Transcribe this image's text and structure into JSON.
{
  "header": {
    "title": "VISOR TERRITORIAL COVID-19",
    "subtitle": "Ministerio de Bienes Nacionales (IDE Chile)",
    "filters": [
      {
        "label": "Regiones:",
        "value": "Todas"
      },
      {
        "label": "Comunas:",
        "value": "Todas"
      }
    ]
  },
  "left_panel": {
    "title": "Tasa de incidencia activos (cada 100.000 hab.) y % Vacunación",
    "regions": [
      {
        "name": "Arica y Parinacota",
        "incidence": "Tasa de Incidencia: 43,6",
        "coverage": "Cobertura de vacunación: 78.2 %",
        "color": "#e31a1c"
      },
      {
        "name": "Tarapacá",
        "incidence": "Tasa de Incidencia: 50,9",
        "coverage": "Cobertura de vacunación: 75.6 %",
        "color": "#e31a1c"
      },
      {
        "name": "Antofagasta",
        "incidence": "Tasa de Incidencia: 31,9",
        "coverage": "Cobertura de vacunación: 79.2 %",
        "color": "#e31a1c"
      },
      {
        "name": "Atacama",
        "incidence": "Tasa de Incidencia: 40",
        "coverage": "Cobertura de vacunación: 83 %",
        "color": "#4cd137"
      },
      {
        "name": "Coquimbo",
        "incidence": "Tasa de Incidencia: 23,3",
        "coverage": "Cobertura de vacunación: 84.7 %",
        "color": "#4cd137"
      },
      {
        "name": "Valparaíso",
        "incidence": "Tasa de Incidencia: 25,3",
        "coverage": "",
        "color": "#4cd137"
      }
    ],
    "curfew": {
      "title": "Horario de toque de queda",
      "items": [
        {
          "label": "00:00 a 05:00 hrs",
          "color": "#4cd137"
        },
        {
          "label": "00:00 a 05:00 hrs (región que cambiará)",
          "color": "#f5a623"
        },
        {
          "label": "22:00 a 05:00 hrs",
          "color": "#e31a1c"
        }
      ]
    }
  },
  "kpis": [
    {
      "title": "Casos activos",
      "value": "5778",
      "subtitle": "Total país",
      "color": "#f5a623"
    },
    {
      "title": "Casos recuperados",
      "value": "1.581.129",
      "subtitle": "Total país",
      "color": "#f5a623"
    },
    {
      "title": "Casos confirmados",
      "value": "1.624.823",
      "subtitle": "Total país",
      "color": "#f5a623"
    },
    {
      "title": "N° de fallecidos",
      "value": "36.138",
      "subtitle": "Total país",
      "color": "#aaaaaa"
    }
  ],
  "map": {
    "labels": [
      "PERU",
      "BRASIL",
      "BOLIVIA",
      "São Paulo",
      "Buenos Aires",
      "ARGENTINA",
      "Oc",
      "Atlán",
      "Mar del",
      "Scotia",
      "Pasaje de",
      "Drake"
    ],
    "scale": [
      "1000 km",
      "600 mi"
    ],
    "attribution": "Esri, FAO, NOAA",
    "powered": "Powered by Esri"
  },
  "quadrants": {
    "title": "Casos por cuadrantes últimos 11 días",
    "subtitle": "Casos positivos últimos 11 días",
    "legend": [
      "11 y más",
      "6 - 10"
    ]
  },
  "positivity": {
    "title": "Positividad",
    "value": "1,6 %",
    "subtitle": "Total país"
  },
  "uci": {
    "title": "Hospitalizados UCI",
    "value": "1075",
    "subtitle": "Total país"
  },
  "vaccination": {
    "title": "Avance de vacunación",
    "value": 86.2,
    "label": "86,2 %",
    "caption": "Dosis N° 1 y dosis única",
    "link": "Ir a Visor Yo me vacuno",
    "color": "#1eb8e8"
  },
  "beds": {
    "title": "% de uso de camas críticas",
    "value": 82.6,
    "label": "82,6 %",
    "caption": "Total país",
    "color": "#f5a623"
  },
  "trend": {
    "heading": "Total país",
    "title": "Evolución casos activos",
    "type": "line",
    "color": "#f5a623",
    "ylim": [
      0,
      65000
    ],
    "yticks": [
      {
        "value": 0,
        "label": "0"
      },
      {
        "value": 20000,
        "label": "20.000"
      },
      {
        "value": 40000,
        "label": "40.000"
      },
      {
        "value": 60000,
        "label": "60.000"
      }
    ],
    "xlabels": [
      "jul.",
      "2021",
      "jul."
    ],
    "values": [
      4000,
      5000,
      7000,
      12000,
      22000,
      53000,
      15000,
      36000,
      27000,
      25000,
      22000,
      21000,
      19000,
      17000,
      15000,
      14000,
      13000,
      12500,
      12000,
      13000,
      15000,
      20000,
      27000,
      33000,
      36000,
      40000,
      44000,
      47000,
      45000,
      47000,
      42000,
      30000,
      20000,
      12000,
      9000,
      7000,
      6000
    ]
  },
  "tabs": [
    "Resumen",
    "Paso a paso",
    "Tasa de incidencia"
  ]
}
——
### Exercise instructions
Repeat every line of the material exactly as given.

### Solution
Transcribe this image's text and structure into JSON.
{
  "header": {
    "title": "VISOR TERRITORIAL COVID-19",
    "subtitle": "Ministerio de Bienes Nacionales (IDE Chile)",
    "filters": [
      {
        "label": "Regiones:",
        "value": "Todas"
      },
      {
        "label": "Comunas:",
        "value": "Todas"
      }
    ]
  },
  "left_panel": {
    "title": "Tasa de incidencia activos (cada 100.000 hab.) y % Vacunación",
    "regions": [
      {
        "name": "Arica y Parinacota",
        "incidence": "Tasa de Incidencia: 43,6",
        "coverage": "Cobertura de vacunación: 78.2 %",
        "color": "#e31a1c"
      },
      {
        "name": "Tarapacá",
        "incidence": "Tasa de Incidencia: 50,9",
        "coverage": "Cobertura de vacunación: 75.6 %",
        "color": "#e31a1c"
      },
      {
        "name": "Antofagasta",
        "incidence": "Tasa de Incidencia: 31,9",
        "coverage": "Cobertura de vacunación: 79.2 %",
        "color": "#e31a1c"
      },
      {
        "name": "Atacama",
        "incidence": "Tasa de Incidencia: 40",
        "coverage": "Cobertura de vacunación: 83 %",
        "color": "#4cd137"
      },
      {
        "name": "Coquimbo",
        "incidence": "Tasa de Incidencia: 23,3",
        "coverage": "Cobertura de vacunación: 84.7 %",
        "color": "#4cd137"
      },
      {
        "name": "Valparaíso",
        "incidence": "Tasa de Incidencia: 25,3",
        "coverage": "",
        "color": "#4cd137"
      }
    ],
    "curfew": {
      "title": "Horario de toque de queda",
      "items": [
        {
          "label": "00:00 a 05:00 hrs",
          "color": "#4cd137"
        },
        {
          "label": "00:00 a 05:00 hrs (región que cambiará)",
          "color": "#f5a623"
        },
        {
          "label": "22:00 a 05:00 hrs",
          "color": "#e31a1c"
        }
      ]
    }
  },
  "kpis": [
    {
      "title": "Casos activos",
      "value": "5778",
      "subtitle": "Total país",
      "color": "#f5a623"
    },
    {
      "title": "Casos recuperados",
      "value": "1.581.129",
      "subtitle": "Total país",
      "color": "#f5a623"
    },
    {
      "title": "Casos confirmados",
      "value": "1.624.823",
      "subtitle": "Total país",
      "color": "#f5a623"
    },
    {
      "title": "N° de fallecidos",
      "value": "36.138",
      "subtitle": "Total país",
      "color": "#aaaaaa"
    }
  ],
  "map": {
    "labels": [
      "PERU",
      "BRASIL",
      "BOLIVIA",
      "São Paulo",
      "Buenos Aires",
      "ARGENTINA",
      "Oc",
      "Atlán",
      "Mar del",
      "Scotia",
      "Pasaje de",
      "Drake"
    ],
    "scale": [
      "1000 km",
      "600 mi"
    ],
    "attribution": "Esri, FAO, NOAA",
    "powered": "Powered by Esri"
  },
  "quadrants": {
    "title": "Casos por cuadrantes últimos 11 días",
    "subtitle": "Casos positivos últimos 11 días",
    "legend": [
      "11 y más",
      "6 - 10"
    ]
  },
  "positivity": {
    "title": "Positividad",
    "value": "1,6 %",
    "subtitle": "Total país"
  },
  "uci": {
    "title": "Hospitalizados UCI",
    "value": "1075",
    "subtitle": "Total país"
  },
  "vaccination": {
    "title": "Avance de vacunación",
    "value": 86.2,
    "label": "86,2 %",
    "caption": "Dosis N° 1 y dosis única",
    "link": "Ir a Visor Yo me vacuno",
    "color": "#1eb8e8"
  },
  "beds": {
    "title": "% de uso de camas críticas",
    "value": 82.6,
    "label": "82,6 %",
    "caption": "Total país",
    "color": "#f5a623"
  },
  "trend": {
    "heading": "Total país",
    "title": "Evolución casos activos",
    "type": "line",
    "color": "#f5a623",
    "ylim": [
      0,
      65000
    ],
    "yticks": [
      {
        "value": 0,
        "label": "0"
      },
      {
        "value": 20000,
        "label": "20.000"
      },
      {
        "value": 40000,
        "label": "40.000"
      },
      {
        "value": 60000,
        "label": "60.000"
      }
    ],
    "xlabels": [
      "jul.",
      "2021",
      "jul."
    ],
    "values": [
      4000,
      5000,
      7000,
      12000,
      22000,
      53000,
      15000,
      36000,
      27000,
      25000,
      22000,
      21000,
      19000,
      17000,
      15000,
      14000,
      13000,
      12500,
      12000,
      13000,
      15000,
      20000,
      27000,
      33000,
      36000,
      40000,
      44000,
      47000,
      45000,
      47000,
      42000,
      30000,
      20000,
      12000,
      9000,
      7000,
      6000
    ]
  },
  "tabs": [
    "Resumen",
    "Paso a paso",
    "Tasa de incidencia"
  ]
}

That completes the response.